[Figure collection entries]
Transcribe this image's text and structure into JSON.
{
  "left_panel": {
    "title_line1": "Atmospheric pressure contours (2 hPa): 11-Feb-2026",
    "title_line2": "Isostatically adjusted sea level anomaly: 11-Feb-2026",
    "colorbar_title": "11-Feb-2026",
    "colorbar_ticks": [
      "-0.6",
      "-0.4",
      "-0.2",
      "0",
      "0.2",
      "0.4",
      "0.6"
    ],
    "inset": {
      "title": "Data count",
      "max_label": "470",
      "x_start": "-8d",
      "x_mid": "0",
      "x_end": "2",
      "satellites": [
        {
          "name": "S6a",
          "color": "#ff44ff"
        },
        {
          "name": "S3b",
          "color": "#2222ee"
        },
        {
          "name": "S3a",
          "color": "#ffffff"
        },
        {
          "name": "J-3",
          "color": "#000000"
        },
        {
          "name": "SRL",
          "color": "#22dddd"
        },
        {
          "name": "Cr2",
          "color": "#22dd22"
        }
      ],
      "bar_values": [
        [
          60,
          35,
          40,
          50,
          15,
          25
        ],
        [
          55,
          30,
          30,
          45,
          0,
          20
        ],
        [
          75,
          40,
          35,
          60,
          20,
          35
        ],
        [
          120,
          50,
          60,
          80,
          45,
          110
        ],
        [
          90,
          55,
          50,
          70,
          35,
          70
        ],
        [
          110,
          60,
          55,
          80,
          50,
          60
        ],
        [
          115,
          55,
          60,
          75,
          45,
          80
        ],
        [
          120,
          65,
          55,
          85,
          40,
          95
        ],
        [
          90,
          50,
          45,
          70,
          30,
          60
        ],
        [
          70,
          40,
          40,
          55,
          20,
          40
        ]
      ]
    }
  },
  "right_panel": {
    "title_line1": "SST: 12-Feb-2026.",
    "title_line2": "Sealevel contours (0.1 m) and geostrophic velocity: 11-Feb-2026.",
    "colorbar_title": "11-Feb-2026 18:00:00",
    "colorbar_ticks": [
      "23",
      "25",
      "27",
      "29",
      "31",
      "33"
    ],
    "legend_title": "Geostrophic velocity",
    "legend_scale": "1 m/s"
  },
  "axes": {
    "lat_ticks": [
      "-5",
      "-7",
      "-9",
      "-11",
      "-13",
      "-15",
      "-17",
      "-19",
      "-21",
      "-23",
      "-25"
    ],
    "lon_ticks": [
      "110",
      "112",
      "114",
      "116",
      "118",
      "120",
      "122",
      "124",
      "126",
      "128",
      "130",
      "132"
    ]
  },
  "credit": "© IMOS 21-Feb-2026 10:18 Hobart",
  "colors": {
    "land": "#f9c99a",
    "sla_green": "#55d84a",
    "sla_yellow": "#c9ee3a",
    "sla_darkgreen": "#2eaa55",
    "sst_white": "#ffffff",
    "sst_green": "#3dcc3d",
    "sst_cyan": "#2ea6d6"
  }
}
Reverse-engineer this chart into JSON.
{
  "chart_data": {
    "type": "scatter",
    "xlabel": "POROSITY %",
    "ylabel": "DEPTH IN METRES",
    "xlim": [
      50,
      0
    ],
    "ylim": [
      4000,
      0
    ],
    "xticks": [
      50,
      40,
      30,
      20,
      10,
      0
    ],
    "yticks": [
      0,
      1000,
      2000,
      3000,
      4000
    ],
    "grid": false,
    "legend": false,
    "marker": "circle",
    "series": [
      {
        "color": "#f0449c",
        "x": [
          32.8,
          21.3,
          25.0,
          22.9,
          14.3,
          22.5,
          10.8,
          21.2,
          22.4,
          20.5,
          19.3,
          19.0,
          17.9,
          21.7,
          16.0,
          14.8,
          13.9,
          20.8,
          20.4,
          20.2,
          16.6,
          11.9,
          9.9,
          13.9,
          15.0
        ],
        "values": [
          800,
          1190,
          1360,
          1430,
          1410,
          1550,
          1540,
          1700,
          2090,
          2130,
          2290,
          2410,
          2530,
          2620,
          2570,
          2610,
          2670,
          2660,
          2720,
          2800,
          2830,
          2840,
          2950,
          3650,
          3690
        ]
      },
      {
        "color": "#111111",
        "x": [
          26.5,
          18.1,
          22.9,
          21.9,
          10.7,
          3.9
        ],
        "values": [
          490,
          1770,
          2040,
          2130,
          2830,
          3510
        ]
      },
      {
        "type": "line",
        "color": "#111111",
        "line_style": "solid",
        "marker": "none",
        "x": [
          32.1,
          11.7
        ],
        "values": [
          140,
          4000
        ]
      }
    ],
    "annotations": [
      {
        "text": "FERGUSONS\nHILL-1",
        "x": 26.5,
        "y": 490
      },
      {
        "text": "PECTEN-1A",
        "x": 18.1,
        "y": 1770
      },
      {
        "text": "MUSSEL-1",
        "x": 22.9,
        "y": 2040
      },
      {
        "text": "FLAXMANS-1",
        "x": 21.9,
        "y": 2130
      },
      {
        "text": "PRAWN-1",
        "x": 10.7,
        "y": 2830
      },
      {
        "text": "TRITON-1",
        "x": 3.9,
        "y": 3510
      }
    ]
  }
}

## What is being asked
Identify the lines in the entries that hold "text" and return each one.

## Output
Transcribe this image's text and structure into JSON.
        "text": "FERGUSONS\nHILL-1",
        "text": "PECTEN-1A",
        "text": "MUSSEL-1",
        "text": "FLAXMANS-1",
        "text": "PRAWN-1",
        "text": "TRITON-1",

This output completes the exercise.